▶ Exercise prompt
Each line from the one that contains "Give me the" to the end of the material must be set down exactly, and no line before it.

▶ Provided records
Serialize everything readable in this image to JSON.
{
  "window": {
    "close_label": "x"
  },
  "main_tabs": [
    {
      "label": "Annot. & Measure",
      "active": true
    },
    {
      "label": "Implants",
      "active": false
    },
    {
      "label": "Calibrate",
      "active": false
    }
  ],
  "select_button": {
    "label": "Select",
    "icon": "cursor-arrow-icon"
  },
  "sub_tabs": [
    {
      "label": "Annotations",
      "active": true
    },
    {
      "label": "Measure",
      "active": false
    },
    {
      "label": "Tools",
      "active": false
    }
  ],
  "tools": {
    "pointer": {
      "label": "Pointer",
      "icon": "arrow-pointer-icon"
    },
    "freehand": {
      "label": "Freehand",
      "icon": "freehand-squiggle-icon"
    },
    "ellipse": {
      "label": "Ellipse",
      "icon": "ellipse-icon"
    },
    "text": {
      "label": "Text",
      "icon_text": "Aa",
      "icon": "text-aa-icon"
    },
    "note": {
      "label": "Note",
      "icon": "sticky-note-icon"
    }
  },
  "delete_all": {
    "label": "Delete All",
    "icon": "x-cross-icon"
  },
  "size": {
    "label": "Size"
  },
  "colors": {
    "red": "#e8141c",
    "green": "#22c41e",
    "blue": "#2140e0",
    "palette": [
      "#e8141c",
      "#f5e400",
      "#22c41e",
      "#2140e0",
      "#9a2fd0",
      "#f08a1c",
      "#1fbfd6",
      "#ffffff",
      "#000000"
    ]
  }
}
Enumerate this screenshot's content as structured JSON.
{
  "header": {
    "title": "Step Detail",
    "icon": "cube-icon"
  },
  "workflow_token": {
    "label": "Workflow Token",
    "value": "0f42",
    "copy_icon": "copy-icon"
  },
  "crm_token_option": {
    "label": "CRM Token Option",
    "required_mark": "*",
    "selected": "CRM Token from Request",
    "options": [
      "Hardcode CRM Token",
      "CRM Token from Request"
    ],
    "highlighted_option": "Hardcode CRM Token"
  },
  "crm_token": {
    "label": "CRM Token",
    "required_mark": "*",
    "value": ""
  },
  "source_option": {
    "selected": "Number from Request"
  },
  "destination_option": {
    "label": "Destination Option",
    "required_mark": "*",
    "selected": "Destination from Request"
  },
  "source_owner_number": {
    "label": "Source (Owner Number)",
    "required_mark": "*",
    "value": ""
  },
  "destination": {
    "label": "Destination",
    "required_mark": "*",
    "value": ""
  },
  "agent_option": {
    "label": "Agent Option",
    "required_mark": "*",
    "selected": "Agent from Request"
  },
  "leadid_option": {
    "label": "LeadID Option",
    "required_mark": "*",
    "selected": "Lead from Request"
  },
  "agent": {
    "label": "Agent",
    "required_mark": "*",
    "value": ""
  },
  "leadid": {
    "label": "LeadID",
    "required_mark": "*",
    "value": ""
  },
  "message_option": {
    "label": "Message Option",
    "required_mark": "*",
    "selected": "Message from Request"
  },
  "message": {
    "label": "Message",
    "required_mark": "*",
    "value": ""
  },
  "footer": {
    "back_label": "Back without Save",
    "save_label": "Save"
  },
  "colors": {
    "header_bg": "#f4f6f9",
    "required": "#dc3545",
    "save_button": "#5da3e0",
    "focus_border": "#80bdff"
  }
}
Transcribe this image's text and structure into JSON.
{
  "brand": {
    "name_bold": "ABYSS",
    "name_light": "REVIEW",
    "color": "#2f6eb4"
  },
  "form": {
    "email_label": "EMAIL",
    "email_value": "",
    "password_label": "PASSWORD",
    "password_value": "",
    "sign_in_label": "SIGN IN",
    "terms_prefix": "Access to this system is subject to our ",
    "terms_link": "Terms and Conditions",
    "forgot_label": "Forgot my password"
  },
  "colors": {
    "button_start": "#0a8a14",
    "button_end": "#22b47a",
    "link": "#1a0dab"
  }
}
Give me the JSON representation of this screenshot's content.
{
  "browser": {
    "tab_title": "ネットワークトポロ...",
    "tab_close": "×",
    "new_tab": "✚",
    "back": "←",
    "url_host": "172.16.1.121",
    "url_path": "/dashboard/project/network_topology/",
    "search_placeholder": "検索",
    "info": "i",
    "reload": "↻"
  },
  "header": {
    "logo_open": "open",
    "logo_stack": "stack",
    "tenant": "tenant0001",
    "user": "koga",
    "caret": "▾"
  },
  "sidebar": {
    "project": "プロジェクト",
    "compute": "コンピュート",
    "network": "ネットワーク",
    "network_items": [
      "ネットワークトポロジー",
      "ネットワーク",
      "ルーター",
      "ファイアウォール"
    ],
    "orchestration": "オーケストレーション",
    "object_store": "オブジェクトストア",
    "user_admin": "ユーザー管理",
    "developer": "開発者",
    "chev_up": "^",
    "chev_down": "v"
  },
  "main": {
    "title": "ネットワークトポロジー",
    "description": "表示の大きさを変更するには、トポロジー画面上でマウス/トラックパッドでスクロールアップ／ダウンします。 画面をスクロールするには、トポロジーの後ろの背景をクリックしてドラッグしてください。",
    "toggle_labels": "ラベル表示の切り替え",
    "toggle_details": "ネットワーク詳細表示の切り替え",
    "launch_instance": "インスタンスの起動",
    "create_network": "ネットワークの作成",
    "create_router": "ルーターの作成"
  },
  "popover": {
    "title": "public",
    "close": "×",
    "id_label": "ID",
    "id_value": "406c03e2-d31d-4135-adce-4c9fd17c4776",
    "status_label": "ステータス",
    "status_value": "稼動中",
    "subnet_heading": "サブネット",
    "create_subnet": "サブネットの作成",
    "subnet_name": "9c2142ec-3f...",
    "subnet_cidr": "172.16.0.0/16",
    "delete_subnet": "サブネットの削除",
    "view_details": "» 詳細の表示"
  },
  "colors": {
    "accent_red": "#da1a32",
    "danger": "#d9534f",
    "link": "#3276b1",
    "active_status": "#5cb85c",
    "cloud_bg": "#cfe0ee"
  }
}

▶ Reply to the exercise
Give me the JSON representation of this screenshot's content.
{
  "browser": {
    "tab_title": "ネットワークトポロ...",
    "tab_close": "×",
    "new_tab": "✚",
    "back": "←",
    "url_host": "172.16.1.121",
    "url_path": "/dashboard/project/network_topology/",
    "search_placeholder": "検索",
    "info": "i",
    "reload": "↻"
  },
  "header": {
    "logo_open": "open",
    "logo_stack": "stack",
    "tenant": "tenant0001",
    "user": "koga",
    "caret": "▾"
  },
  "sidebar": {
    "project": "プロジェクト",
    "compute": "コンピュート",
    "network": "ネットワーク",
    "network_items": [
      "ネットワークトポロジー",
      "ネットワーク",
      "ルーター",
      "ファイアウォール"
    ],
    "orchestration": "オーケストレーション",
    "object_store": "オブジェクトストア",
    "user_admin": "ユーザー管理",
    "developer": "開発者",
    "chev_up": "^",
    "chev_down": "v"
  },
  "main": {
    "title": "ネットワークトポロジー",
    "description": "表示の大きさを変更するには、トポロジー画面上でマウス/トラックパッドでスクロールアップ／ダウンします。 画面をスクロールするには、トポロジーの後ろの背景をクリックしてドラッグしてください。",
    "toggle_labels": "ラベル表示の切り替え",
    "toggle_details": "ネットワーク詳細表示の切り替え",
    "launch_instance": "インスタンスの起動",
    "create_network": "ネットワークの作成",
    "create_router": "ルーターの作成"
  },
  "popover": {
    "title": "public",
    "close": "×",
    "id_label": "ID",
    "id_value": "406c03e2-d31d-4135-adce-4c9fd17c4776",
    "status_label": "ステータス",
    "status_value": "稼動中",
    "subnet_heading": "サブネット",
    "create_subnet": "サブネットの作成",
    "subnet_name": "9c2142ec-3f...",
    "subnet_cidr": "172.16.0.0/16",
    "delete_subnet": "サブネットの削除",
    "view_details": "» 詳細の表示"
  },
  "colors": {
    "accent_red": "#da1a32",
    "danger": "#d9534f",
    "link": "#3276b1",
    "active_status": "#5cb85c",
    "cloud_bg": "#cfe0ee"
  }
}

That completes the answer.